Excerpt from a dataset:
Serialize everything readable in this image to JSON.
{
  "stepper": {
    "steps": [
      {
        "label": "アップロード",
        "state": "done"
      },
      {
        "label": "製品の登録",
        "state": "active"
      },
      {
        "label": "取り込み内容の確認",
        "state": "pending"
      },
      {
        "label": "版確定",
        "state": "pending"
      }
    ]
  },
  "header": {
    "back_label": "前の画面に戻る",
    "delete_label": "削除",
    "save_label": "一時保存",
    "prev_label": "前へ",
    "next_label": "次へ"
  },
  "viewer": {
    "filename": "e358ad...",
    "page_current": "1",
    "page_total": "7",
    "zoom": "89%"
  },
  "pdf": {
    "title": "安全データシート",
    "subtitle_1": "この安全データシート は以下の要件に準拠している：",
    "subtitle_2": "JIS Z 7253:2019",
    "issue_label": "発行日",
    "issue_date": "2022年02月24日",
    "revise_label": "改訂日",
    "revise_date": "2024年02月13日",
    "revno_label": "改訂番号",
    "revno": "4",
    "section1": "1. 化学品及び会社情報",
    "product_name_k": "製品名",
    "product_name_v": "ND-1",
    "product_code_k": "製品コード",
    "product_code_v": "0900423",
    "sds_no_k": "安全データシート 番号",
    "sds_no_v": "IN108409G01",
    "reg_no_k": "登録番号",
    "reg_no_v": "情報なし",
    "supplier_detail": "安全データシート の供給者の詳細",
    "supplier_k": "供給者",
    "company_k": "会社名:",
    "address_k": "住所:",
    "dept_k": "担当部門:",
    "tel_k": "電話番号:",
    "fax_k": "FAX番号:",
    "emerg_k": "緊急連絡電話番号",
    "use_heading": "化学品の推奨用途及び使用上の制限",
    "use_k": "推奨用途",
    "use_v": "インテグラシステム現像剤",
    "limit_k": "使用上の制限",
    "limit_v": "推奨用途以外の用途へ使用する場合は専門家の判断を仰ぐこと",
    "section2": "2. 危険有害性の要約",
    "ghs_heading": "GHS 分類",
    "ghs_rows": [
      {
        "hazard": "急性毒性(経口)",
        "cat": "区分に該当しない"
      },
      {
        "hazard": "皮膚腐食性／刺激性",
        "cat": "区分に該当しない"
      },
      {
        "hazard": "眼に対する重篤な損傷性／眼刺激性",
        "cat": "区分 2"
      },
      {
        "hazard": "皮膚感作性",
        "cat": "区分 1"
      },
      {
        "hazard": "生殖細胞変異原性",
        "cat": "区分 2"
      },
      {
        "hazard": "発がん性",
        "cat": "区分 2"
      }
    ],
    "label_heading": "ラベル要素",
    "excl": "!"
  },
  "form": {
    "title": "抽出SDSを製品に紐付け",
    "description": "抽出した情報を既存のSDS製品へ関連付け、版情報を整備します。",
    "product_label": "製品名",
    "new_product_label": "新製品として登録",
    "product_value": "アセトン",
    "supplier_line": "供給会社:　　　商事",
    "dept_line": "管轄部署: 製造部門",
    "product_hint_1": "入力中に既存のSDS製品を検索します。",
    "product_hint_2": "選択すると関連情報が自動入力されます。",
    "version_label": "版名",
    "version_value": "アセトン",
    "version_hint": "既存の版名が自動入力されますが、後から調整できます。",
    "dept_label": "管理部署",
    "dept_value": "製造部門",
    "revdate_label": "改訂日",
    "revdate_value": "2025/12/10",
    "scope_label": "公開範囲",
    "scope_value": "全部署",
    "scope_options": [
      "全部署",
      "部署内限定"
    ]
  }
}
==
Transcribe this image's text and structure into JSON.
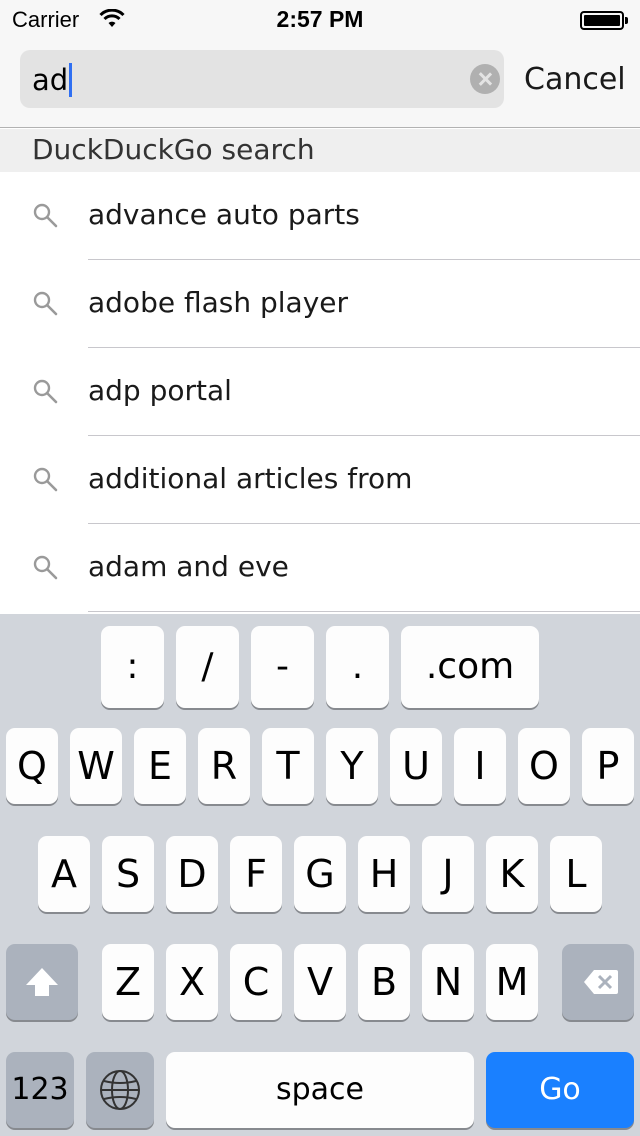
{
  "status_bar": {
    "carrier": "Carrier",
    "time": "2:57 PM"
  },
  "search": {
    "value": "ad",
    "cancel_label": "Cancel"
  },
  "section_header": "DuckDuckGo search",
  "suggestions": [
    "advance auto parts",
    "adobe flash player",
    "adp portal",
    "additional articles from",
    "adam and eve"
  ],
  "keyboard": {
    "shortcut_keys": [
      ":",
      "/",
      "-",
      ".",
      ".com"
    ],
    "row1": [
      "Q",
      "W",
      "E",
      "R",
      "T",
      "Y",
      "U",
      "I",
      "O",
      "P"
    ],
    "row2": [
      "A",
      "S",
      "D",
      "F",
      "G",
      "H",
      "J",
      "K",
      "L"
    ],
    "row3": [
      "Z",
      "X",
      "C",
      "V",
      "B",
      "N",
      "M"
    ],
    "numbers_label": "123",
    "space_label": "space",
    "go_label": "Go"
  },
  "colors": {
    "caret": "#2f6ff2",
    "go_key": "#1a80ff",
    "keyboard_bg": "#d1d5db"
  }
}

Stated problem> Report how many lines of the entries hold the string "hazard". Provide the number alone.

Finished task> 6